> _Written request_:
Keep only the lines of the data below that contain "Estimated", and copy them.

> _Raw data_:

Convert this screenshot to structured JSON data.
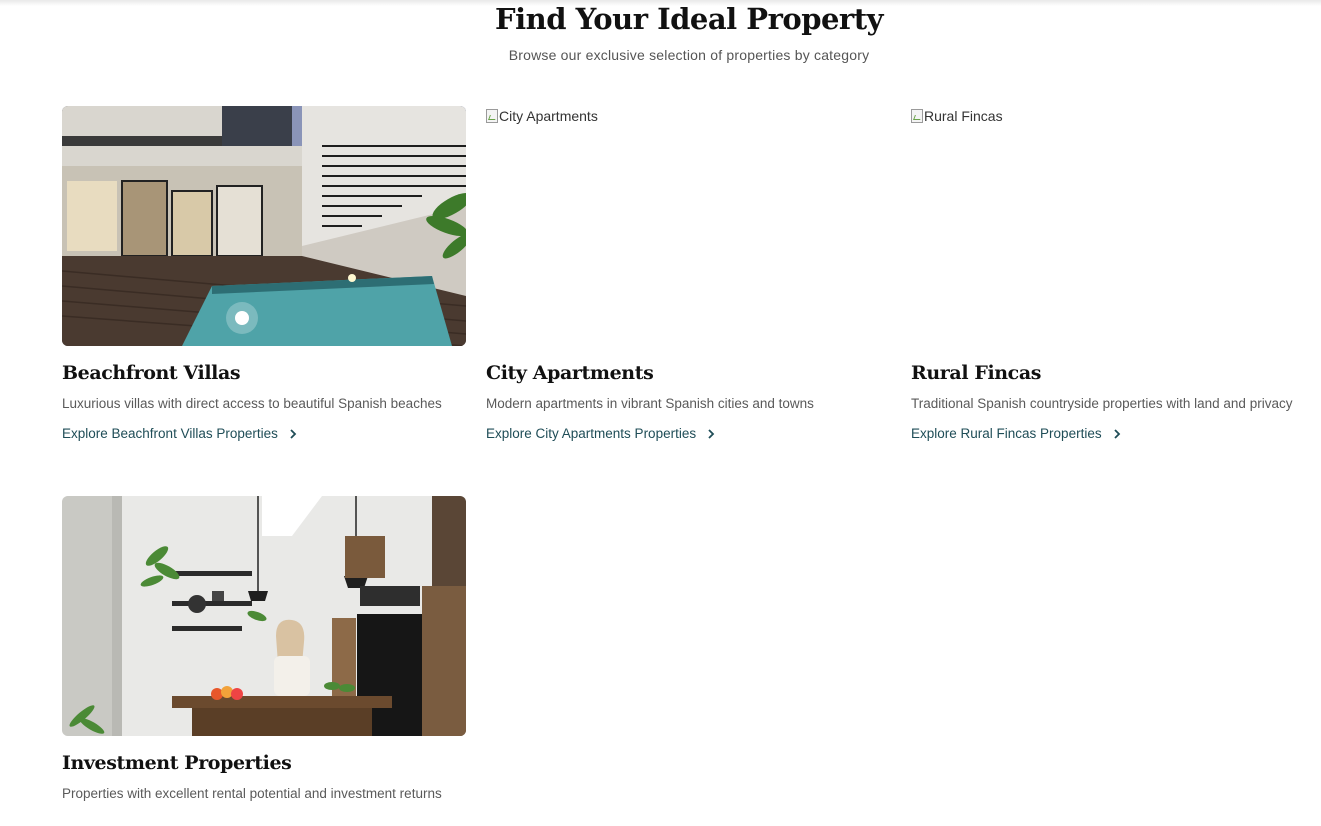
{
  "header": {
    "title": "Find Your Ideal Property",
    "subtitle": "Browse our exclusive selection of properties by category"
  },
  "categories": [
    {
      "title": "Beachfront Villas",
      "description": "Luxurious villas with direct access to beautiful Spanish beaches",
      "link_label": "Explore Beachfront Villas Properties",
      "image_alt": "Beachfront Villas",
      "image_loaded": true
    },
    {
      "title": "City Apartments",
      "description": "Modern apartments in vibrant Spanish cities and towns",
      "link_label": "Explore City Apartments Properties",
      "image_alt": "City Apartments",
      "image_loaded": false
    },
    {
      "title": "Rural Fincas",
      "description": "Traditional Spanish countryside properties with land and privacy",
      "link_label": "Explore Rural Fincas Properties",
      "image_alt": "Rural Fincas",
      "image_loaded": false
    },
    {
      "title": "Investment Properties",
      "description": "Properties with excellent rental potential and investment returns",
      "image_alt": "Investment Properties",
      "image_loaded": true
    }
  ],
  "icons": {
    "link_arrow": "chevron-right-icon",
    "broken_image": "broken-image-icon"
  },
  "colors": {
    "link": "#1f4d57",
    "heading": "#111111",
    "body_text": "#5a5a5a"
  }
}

--

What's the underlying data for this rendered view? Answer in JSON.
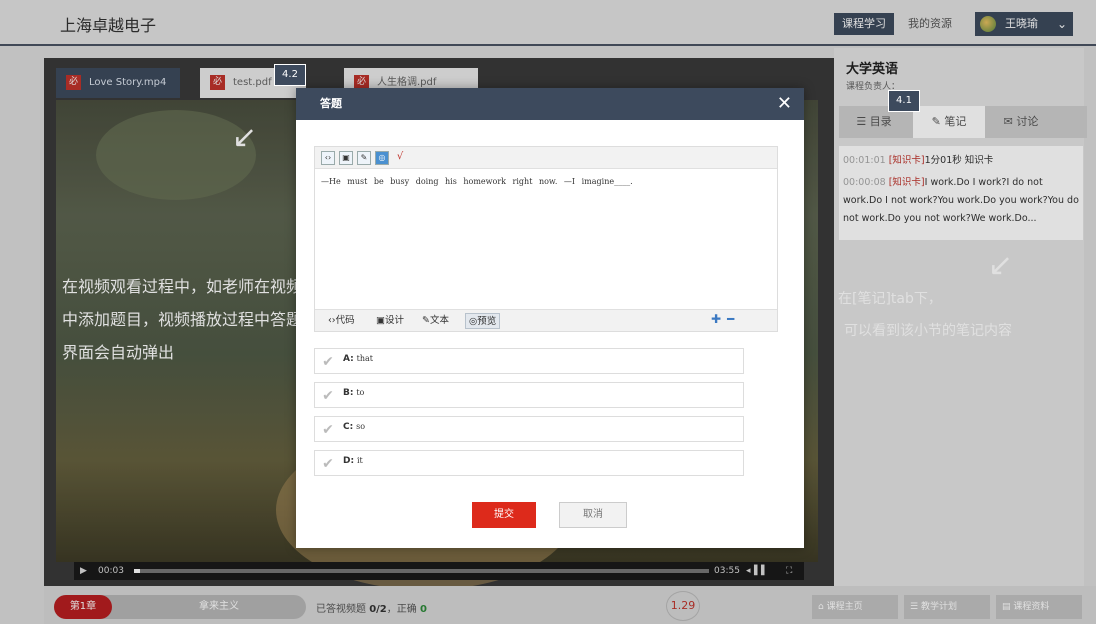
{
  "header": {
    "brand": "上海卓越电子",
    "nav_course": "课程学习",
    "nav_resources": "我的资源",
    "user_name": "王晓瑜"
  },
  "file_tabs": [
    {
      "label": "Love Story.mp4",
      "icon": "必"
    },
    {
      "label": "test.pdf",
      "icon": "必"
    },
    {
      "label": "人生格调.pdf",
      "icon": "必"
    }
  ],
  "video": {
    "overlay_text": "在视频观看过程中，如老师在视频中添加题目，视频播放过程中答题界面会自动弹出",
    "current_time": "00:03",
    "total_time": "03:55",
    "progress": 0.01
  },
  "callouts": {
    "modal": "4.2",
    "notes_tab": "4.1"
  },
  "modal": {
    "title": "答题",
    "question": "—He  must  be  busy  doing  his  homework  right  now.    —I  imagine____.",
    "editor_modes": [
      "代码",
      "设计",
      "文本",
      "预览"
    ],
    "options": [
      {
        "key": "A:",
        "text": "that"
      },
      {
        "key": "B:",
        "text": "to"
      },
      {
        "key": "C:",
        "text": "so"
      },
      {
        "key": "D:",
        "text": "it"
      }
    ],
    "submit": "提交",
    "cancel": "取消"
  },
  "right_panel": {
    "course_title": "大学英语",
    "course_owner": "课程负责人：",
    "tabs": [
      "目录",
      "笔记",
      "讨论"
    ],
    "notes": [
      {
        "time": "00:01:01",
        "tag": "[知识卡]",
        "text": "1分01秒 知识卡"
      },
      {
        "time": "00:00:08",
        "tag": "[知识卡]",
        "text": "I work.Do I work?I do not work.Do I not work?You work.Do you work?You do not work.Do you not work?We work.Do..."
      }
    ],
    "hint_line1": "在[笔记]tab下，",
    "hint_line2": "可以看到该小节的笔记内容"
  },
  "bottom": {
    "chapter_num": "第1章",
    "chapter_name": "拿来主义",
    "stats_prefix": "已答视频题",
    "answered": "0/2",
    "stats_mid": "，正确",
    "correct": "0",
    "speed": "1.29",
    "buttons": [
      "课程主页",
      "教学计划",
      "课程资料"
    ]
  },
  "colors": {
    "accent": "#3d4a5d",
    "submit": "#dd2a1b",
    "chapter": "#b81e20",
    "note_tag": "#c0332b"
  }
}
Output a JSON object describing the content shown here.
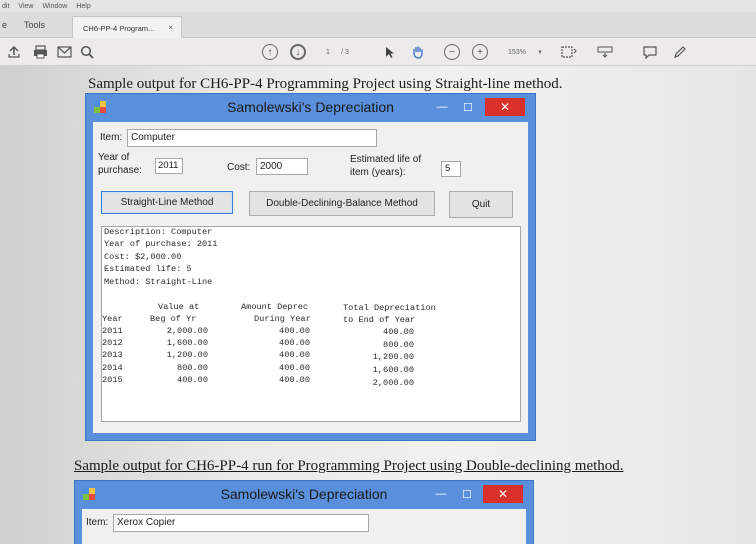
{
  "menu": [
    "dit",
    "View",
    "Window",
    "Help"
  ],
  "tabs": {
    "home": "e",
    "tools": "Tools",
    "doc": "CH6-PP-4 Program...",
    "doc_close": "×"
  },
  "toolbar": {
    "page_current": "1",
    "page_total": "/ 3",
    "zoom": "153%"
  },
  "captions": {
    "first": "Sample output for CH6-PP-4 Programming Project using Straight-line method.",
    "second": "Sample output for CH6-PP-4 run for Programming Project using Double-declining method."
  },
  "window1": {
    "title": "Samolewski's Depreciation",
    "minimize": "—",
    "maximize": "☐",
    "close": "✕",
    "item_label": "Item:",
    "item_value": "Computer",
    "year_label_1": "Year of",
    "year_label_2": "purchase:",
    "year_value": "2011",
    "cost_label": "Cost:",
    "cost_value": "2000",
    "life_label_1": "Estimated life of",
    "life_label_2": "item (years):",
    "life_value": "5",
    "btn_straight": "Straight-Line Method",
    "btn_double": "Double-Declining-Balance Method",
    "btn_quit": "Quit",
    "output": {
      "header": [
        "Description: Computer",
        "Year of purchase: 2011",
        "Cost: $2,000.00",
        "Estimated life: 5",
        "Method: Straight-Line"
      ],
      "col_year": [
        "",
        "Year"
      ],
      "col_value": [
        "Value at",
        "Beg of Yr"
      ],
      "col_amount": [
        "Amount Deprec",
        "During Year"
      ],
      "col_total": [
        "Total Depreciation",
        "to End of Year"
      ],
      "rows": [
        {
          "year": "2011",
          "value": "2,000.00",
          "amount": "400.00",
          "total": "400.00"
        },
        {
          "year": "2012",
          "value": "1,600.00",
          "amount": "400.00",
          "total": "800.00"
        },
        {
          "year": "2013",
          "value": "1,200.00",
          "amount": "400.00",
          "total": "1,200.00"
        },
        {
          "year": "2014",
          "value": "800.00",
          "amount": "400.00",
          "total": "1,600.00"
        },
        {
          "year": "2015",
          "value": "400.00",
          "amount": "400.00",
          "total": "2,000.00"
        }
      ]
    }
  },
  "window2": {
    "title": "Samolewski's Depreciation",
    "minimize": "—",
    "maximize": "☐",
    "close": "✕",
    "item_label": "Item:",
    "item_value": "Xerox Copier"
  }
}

--

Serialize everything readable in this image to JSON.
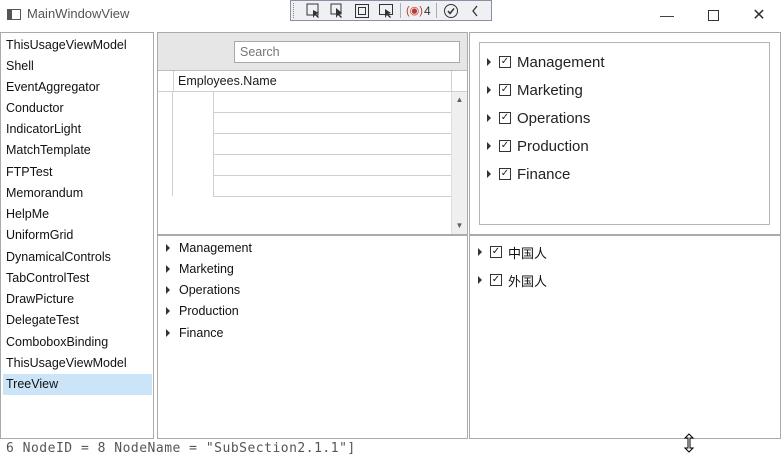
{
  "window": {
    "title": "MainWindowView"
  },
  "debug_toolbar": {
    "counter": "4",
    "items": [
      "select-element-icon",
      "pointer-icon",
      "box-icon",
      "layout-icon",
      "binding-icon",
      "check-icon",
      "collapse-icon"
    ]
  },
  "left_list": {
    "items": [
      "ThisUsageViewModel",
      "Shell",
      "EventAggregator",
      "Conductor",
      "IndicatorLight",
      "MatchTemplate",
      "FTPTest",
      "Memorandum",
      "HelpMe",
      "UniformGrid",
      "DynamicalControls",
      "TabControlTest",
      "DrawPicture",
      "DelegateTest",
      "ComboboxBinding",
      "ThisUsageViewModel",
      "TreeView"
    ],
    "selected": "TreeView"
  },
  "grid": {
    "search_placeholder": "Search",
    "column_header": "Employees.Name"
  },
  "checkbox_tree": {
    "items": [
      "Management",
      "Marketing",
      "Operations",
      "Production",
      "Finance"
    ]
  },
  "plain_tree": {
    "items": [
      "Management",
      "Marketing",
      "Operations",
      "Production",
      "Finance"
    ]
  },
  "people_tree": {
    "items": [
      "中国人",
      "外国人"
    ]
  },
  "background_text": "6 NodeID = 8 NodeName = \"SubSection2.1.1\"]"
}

> _Problem solution_:
    "life_label_1": "Estimated life of",
        "Estimated life: 5",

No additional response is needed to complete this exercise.